(Dataset records)
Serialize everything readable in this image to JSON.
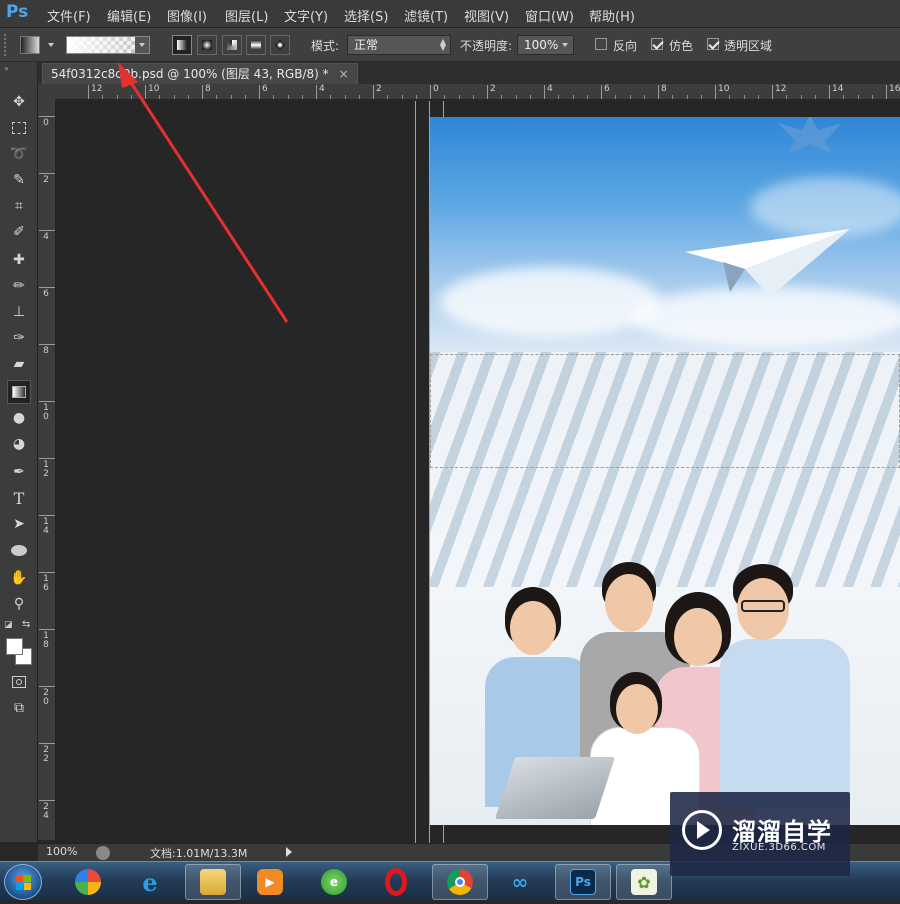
{
  "app": {
    "logo_text": "Ps",
    "accent": "#4ea6ea"
  },
  "menu": {
    "items": [
      "文件(F)",
      "编辑(E)",
      "图像(I)",
      "图层(L)",
      "文字(Y)",
      "选择(S)",
      "滤镜(T)",
      "视图(V)",
      "窗口(W)",
      "帮助(H)"
    ]
  },
  "options": {
    "mode_label": "模式:",
    "mode_value": "正常",
    "opacity_label": "不透明度:",
    "opacity_value": "100%",
    "reverse_label": "反向",
    "reverse_checked": false,
    "dither_label": "仿色",
    "dither_checked": true,
    "transparency_label": "透明区域",
    "transparency_checked": true,
    "gradient_types": [
      "linear-gradient-icon",
      "radial-gradient-icon",
      "angle-gradient-icon",
      "reflected-gradient-icon",
      "diamond-gradient-icon"
    ],
    "active_gradient_type": "linear-gradient-icon"
  },
  "document": {
    "tab_title": "54f0312c8d0b.psd @ 100% (图层 43, RGB/8) *",
    "close_glyph": "×"
  },
  "rulers": {
    "horizontal": [
      "12",
      "10",
      "8",
      "6",
      "4",
      "2",
      "0",
      "2",
      "4",
      "6",
      "8",
      "10",
      "12",
      "14",
      "16"
    ],
    "vertical": [
      "0",
      "2",
      "4",
      "6",
      "8",
      "10",
      "12",
      "14",
      "16",
      "18",
      "20",
      "22",
      "24"
    ]
  },
  "toolbar": {
    "tools": [
      "move-icon",
      "marquee-icon",
      "lasso-icon",
      "quick-select-icon",
      "crop-icon",
      "eyedropper-icon",
      "healing-icon",
      "brush-icon",
      "stamp-icon",
      "history-brush-icon",
      "eraser-icon",
      "gradient-icon",
      "blur-icon",
      "dodge-icon",
      "pen-icon",
      "type-icon",
      "path-select-icon",
      "ellipse-icon",
      "hand-icon",
      "zoom-icon"
    ],
    "active_tool": "gradient-icon",
    "type_tool_glyph": "T"
  },
  "status": {
    "zoom": "100%",
    "doc_info": "文档:1.01M/13.3M"
  },
  "taskbar": {
    "apps": [
      "windows-start-icon",
      "pinyin-icon",
      "internet-explorer-icon",
      "file-explorer-icon",
      "media-player-icon",
      "360-browser-icon",
      "opera-icon",
      "chrome-icon",
      "baidu-cloud-icon",
      "photoshop-icon",
      "image-viewer-icon"
    ],
    "photoshop_label": "Ps"
  },
  "watermark": {
    "title": "溜溜自学",
    "url": "ZIXUE.3D66.COM"
  }
}
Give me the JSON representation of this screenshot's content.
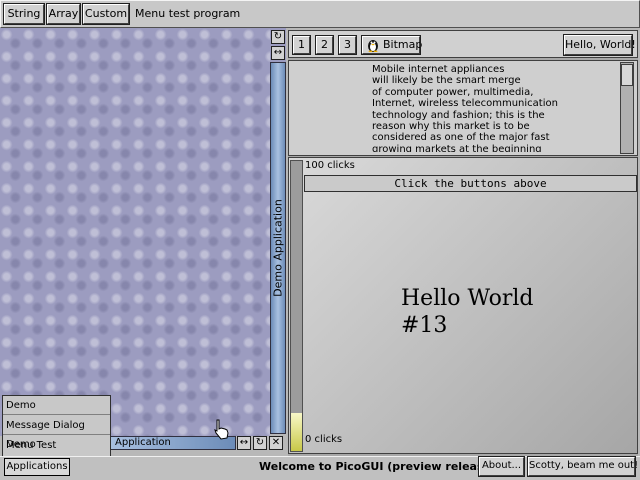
{
  "toolbar": {
    "string_label": "String",
    "array_label": "Array",
    "custom_label": "Custom",
    "title": "Menu test program"
  },
  "app_window": {
    "title": "Demo Application",
    "buttons": [
      "1",
      "2",
      "3"
    ],
    "bitmap_label": "Bitmap",
    "hello_label": "Hello, World!",
    "text_lines": [
      "Mobile internet appliances",
      "will likely be the smart merge",
      "of computer power, multimedia,",
      "Internet, wireless telecommunication",
      "technology and fashion; this is the",
      "reason why this market is to be",
      "considered as one of the major fast",
      "growing markets at the beginning"
    ],
    "clicks_max": "100 clicks",
    "clicks_min": "0 clicks",
    "progress_fraction": 0.13,
    "instruction": "Click the buttons above",
    "hello_text": "Hello World",
    "hello_count": "#13"
  },
  "minimized_app": {
    "label": "Application"
  },
  "menu": {
    "items": [
      "Demo",
      "Message Dialog Demo",
      "Menu Test"
    ]
  },
  "taskbar": {
    "apps_label": "Applications",
    "welcome": "Welcome to PicoGUI (preview release)",
    "about_label": "About...",
    "scotty_label": "Scotty, beam me out!"
  },
  "colors": {
    "desktop": "#9c9cc0",
    "title_bar": "#8aa8d0",
    "panel": "#c8c8c8"
  }
}
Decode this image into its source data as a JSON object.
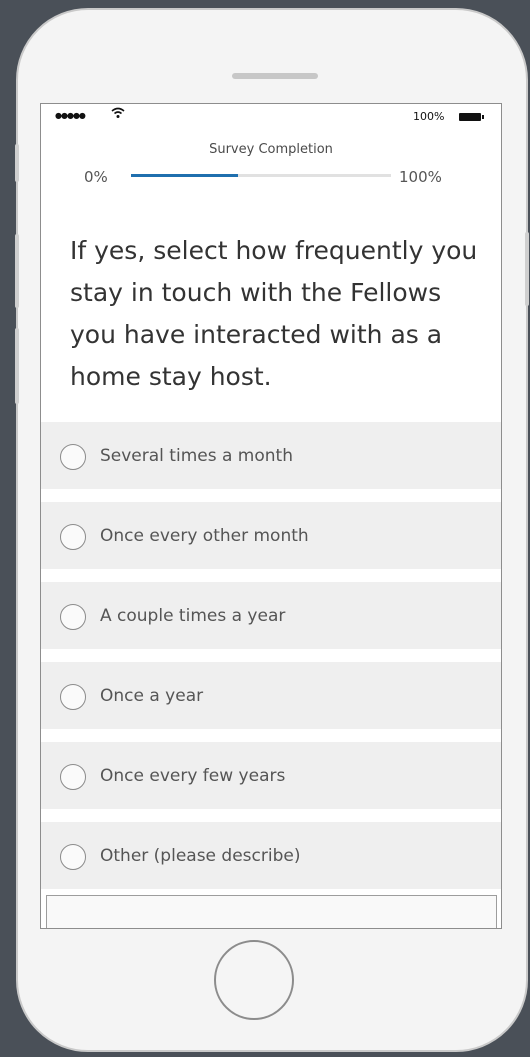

» **EXERCISE BRIEF**:
Quote the records in their entirety, keeping the wording exact and excluding pictures.

» **REPLY**:
Serialize everything readable in this image to JSON.
{
  "app": {
    "logo_text": "Ps",
    "accent": "#4ea6ea"
  },
  "menu": {
    "items": [
      "文件(F)",
      "编辑(E)",
      "图像(I)",
      "图层(L)",
      "文字(Y)",
      "选择(S)",
      "滤镜(T)",
      "视图(V)",
      "窗口(W)",
      "帮助(H)"
    ]
  },
  "options": {
    "mode_label": "模式:",
    "mode_value": "正常",
    "opacity_label": "不透明度:",
    "opacity_value": "100%",
    "reverse_label": "反向",
    "reverse_checked": false,
    "dither_label": "仿色",
    "dither_checked": true,
    "transparency_label": "透明区域",
    "transparency_checked": true,
    "gradient_types": [
      "linear-gradient-icon",
      "radial-gradient-icon",
      "angle-gradient-icon",
      "reflected-gradient-icon",
      "diamond-gradient-icon"
    ],
    "active_gradient_type": "linear-gradient-icon"
  },
  "document": {
    "tab_title": "54f0312c8d0b.psd @ 100% (图层 43, RGB/8) *",
    "close_glyph": "×"
  },
  "rulers": {
    "horizontal": [
      "12",
      "10",
      "8",
      "6",
      "4",
      "2",
      "0",
      "2",
      "4",
      "6",
      "8",
      "10",
      "12",
      "14",
      "16"
    ],
    "vertical": [
      "0",
      "2",
      "4",
      "6",
      "8",
      "10",
      "12",
      "14",
      "16",
      "18",
      "20",
      "22",
      "24"
    ]
  },
  "toolbar": {
    "tools": [
      "move-icon",
      "marquee-icon",
      "lasso-icon",
      "quick-select-icon",
      "crop-icon",
      "eyedropper-icon",
      "healing-icon",
      "brush-icon",
      "stamp-icon",
      "history-brush-icon",
      "eraser-icon",
      "gradient-icon",
      "blur-icon",
      "dodge-icon",
      "pen-icon",
      "type-icon",
      "path-select-icon",
      "ellipse-icon",
      "hand-icon",
      "zoom-icon"
    ],
    "active_tool": "gradient-icon",
    "type_tool_glyph": "T"
  },
  "status": {
    "zoom": "100%",
    "doc_info": "文档:1.01M/13.3M"
  },
  "taskbar": {
    "apps": [
      "windows-start-icon",
      "pinyin-icon",
      "internet-explorer-icon",
      "file-explorer-icon",
      "media-player-icon",
      "360-browser-icon",
      "opera-icon",
      "chrome-icon",
      "baidu-cloud-icon",
      "photoshop-icon",
      "image-viewer-icon"
    ],
    "photoshop_label": "Ps"
  },
  "watermark": {
    "title": "溜溜自学",
    "url": "ZIXUE.3D66.COM"
  }
}
Give me the JSON representation of this screenshot's content.
{
  "toolbar": {
    "string_label": "String",
    "array_label": "Array",
    "custom_label": "Custom",
    "title": "Menu test program"
  },
  "app_window": {
    "title": "Demo Application",
    "buttons": [
      "1",
      "2",
      "3"
    ],
    "bitmap_label": "Bitmap",
    "hello_label": "Hello, World!",
    "text_lines": [
      "Mobile internet appliances",
      "will likely be the smart merge",
      "of computer power, multimedia,",
      "Internet, wireless telecommunication",
      "technology and fashion; this is the",
      "reason why this market is to be",
      "considered as one of the major fast",
      "growing markets at the beginning"
    ],
    "clicks_max": "100 clicks",
    "clicks_min": "0 clicks",
    "progress_fraction": 0.13,
    "instruction": "Click the buttons above",
    "hello_text": "Hello World",
    "hello_count": "#13"
  },
  "minimized_app": {
    "label": "Application"
  },
  "menu": {
    "items": [
      "Demo",
      "Message Dialog Demo",
      "Menu Test"
    ]
  },
  "taskbar": {
    "apps_label": "Applications",
    "welcome": "Welcome to PicoGUI (preview release)",
    "about_label": "About...",
    "scotty_label": "Scotty, beam me out!"
  },
  "colors": {
    "desktop": "#9c9cc0",
    "title_bar": "#8aa8d0",
    "panel": "#c8c8c8"
  }
}
Decode this image into its source data as a JSON object.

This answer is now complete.